(What this task involves) Each line containing the word "гражданам" should be found and copied.

(Saved entries)
==================================================

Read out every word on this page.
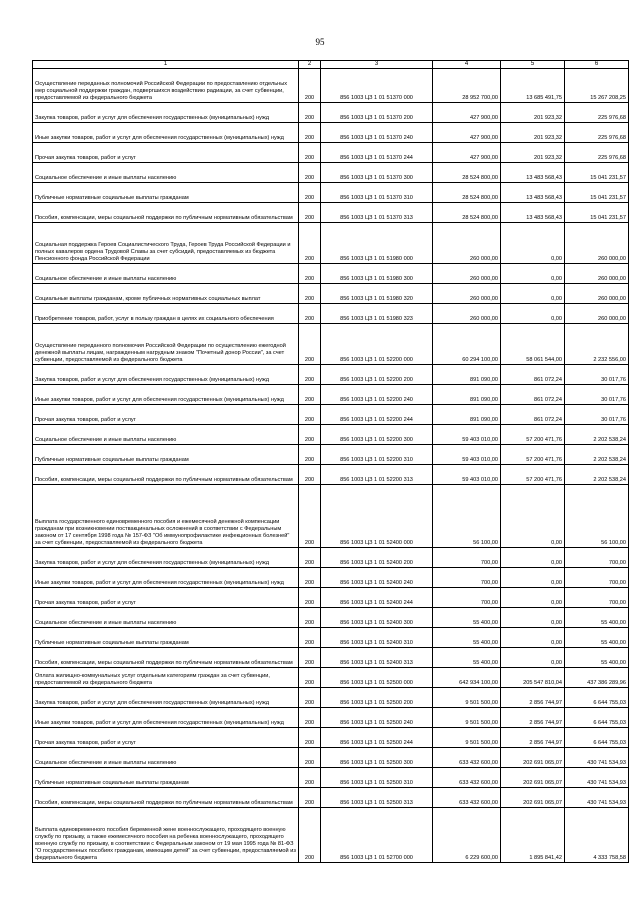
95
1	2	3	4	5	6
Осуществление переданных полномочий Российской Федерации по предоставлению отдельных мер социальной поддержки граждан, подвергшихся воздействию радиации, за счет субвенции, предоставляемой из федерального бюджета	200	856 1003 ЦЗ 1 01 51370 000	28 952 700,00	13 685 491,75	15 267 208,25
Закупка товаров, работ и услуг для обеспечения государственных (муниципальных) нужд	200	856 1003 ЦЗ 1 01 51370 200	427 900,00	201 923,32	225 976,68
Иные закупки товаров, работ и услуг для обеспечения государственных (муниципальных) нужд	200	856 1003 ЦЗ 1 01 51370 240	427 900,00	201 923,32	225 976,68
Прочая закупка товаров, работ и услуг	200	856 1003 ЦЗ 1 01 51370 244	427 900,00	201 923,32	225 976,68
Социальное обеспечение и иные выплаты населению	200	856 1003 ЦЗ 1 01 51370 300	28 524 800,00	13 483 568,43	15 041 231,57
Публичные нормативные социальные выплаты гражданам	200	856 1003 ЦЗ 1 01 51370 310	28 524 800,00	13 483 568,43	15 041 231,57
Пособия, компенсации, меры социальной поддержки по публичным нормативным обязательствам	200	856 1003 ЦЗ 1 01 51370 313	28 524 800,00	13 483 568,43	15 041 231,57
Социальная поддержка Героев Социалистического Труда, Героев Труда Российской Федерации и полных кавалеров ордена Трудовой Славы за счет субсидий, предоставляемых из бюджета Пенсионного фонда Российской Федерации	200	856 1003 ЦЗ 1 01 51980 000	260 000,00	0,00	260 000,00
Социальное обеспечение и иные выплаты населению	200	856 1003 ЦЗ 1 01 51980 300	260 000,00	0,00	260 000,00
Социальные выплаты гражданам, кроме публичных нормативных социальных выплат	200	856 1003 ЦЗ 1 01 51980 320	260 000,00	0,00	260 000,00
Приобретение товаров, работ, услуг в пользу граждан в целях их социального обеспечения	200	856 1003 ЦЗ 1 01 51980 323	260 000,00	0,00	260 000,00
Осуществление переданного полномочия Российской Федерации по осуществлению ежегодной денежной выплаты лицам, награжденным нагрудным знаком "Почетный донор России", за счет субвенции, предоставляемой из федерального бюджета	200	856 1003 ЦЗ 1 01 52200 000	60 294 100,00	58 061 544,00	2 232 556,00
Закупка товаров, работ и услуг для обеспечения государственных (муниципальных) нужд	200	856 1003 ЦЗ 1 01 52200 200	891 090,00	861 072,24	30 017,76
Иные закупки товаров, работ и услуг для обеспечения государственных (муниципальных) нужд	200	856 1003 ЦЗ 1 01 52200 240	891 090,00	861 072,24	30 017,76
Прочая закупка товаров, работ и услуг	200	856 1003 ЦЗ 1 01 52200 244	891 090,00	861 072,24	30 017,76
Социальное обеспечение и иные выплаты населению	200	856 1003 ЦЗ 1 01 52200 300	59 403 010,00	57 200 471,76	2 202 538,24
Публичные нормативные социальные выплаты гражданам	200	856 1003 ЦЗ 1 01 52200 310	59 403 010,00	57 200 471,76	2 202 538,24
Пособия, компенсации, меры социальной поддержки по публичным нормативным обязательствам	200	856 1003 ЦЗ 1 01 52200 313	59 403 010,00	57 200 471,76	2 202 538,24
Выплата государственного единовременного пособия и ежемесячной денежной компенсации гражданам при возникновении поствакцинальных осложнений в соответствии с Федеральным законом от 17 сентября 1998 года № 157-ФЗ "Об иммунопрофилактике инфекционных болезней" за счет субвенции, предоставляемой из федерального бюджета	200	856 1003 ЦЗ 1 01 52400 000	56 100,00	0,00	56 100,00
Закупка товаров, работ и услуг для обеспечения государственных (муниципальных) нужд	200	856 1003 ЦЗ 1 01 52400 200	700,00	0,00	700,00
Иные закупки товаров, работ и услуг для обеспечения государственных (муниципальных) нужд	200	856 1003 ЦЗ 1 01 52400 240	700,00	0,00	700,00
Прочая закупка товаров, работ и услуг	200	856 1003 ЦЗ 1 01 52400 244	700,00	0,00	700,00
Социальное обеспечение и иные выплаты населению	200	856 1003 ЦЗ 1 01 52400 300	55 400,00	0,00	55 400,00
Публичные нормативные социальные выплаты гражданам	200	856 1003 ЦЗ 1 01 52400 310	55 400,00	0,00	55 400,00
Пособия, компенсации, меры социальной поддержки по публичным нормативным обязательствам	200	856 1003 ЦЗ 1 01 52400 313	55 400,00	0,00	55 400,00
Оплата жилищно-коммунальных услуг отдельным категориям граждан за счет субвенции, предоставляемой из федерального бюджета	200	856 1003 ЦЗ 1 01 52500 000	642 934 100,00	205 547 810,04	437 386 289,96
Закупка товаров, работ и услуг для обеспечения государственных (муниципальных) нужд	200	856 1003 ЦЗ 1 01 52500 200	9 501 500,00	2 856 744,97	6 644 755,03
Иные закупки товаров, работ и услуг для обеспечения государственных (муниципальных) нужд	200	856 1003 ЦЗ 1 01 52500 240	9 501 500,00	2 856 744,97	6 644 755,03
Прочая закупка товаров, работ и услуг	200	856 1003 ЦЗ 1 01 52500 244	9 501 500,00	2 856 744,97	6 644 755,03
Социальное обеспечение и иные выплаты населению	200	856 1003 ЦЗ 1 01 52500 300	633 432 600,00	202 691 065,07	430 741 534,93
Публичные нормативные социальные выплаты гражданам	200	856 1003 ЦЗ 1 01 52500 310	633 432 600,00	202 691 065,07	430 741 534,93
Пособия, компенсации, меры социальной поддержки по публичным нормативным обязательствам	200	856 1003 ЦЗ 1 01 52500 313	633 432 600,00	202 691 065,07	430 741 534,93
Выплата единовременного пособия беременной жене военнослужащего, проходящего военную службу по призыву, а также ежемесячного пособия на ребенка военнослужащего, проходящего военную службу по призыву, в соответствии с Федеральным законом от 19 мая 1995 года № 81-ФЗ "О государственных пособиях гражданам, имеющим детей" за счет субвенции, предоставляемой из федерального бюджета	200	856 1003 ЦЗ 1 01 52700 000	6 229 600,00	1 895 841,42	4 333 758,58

==================================================

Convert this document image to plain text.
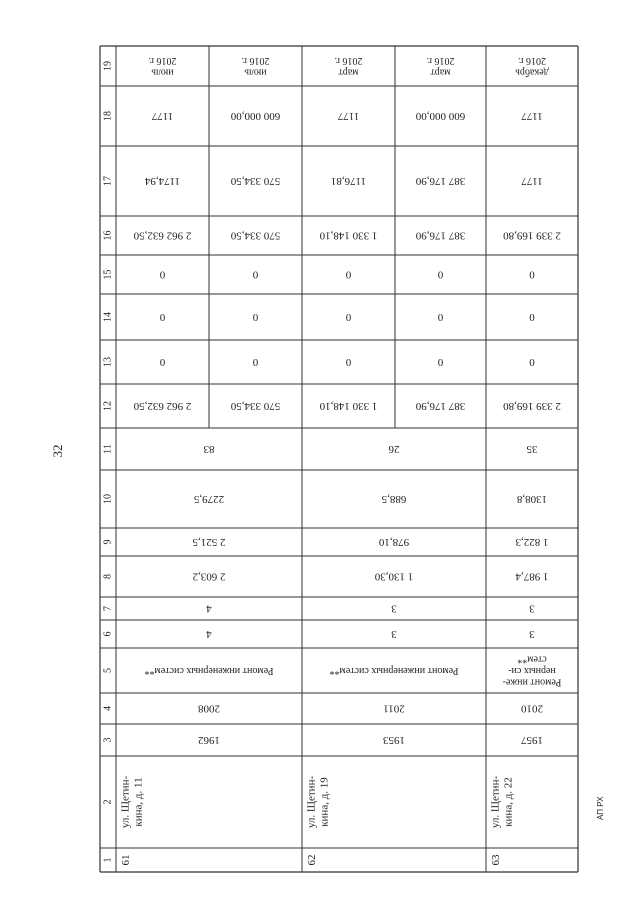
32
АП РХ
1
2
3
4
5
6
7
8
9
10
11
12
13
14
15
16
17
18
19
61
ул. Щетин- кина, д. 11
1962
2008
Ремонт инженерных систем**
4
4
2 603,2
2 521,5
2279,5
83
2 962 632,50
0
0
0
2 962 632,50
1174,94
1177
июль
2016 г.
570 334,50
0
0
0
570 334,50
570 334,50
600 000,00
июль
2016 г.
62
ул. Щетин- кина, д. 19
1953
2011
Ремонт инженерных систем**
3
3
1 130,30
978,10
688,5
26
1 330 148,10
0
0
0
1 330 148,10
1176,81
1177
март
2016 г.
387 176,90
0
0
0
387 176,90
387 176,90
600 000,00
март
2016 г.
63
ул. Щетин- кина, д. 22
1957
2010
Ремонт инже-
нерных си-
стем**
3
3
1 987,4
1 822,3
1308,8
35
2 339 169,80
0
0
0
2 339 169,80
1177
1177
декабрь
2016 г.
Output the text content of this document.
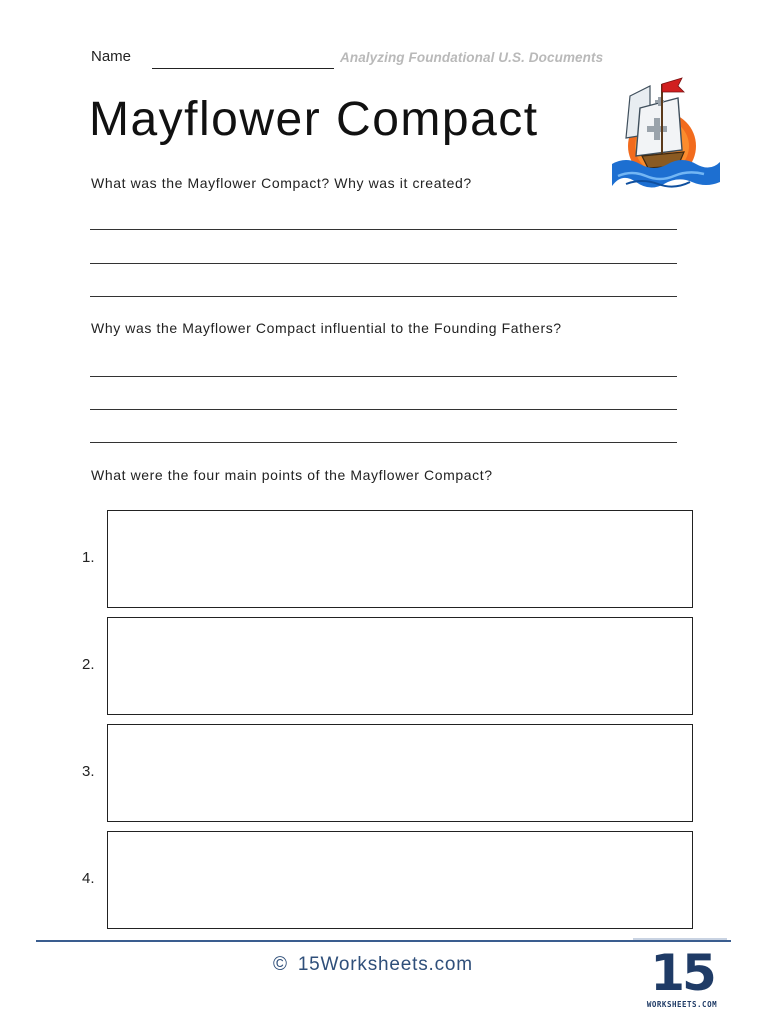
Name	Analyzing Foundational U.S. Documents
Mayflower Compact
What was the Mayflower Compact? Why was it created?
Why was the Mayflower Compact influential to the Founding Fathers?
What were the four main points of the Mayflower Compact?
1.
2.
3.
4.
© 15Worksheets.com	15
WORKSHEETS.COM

==================================================

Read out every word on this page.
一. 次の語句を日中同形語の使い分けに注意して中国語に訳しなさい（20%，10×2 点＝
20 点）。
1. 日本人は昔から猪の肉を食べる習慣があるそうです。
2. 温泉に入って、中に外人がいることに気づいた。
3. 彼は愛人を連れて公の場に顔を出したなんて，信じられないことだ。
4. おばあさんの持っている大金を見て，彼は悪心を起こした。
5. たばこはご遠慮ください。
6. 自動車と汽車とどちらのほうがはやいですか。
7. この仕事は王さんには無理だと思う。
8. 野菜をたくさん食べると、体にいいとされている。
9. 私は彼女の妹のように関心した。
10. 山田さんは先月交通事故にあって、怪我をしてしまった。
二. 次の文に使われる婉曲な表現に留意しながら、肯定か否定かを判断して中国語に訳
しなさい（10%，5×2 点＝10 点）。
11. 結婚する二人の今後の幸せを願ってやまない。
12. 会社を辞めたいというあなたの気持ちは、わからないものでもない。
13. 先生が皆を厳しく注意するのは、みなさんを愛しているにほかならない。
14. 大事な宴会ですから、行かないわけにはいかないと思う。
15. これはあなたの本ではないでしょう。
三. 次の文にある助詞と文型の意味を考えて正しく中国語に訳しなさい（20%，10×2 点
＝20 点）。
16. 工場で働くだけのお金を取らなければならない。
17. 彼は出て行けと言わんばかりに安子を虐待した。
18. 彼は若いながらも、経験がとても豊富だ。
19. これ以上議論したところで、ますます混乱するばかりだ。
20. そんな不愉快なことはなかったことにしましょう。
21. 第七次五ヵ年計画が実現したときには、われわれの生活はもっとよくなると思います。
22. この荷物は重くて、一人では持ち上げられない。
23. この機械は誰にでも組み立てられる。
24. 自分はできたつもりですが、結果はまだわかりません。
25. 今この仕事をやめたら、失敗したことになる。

==================================================

(Solution to the exercise)
Публичные нормативные социальные выплаты гражданам	200	856 1003 ЦЗ 1 01 51370 310	28 524 800,00	13 483 568,43	15 041 231,57
Социальные выплаты гражданам, кроме публичных нормативных социальных выплат	200	856 1003 ЦЗ 1 01 51980 320	260 000,00	0,00	260 000,00
Публичные нормативные социальные выплаты гражданам	200	856 1003 ЦЗ 1 01 52200 310	59 403 010,00	57 200 471,76	2 202 538,24
Выплата государственного единовременного пособия и ежемесячной денежной компенсации гражданам при возникновении поствакцинальных осложнений в соответствии с Федеральным законом от 17 сентября 1998 года № 157-ФЗ "Об иммунопрофилактике инфекционных болезней" за счет субвенции, предоставляемой из федерального бюджета	200	856 1003 ЦЗ 1 01 52400 000	56 100,00	0,00	56 100,00
Публичные нормативные социальные выплаты гражданам	200	856 1003 ЦЗ 1 01 52400 310	55 400,00	0,00	55 400,00
Публичные нормативные социальные выплаты гражданам	200	856 1003 ЦЗ 1 01 52500 310	633 432 600,00	202 691 065,07	430 741 534,93
Выплата единовременного пособия беременной жене военнослужащего, проходящего военную службу по призыву, а также ежемесячного пособия на ребенка военнослужащего, проходящего военную службу по призыву, в соответствии с Федеральным законом от 19 мая 1995 года № 81-ФЗ "О государственных пособиях гражданам, имеющим детей" за счет субвенции, предоставляемой из федерального бюджета	200	856 1003 ЦЗ 1 01 52700 000	6 229 600,00	1 895 841,42	4 333 758,58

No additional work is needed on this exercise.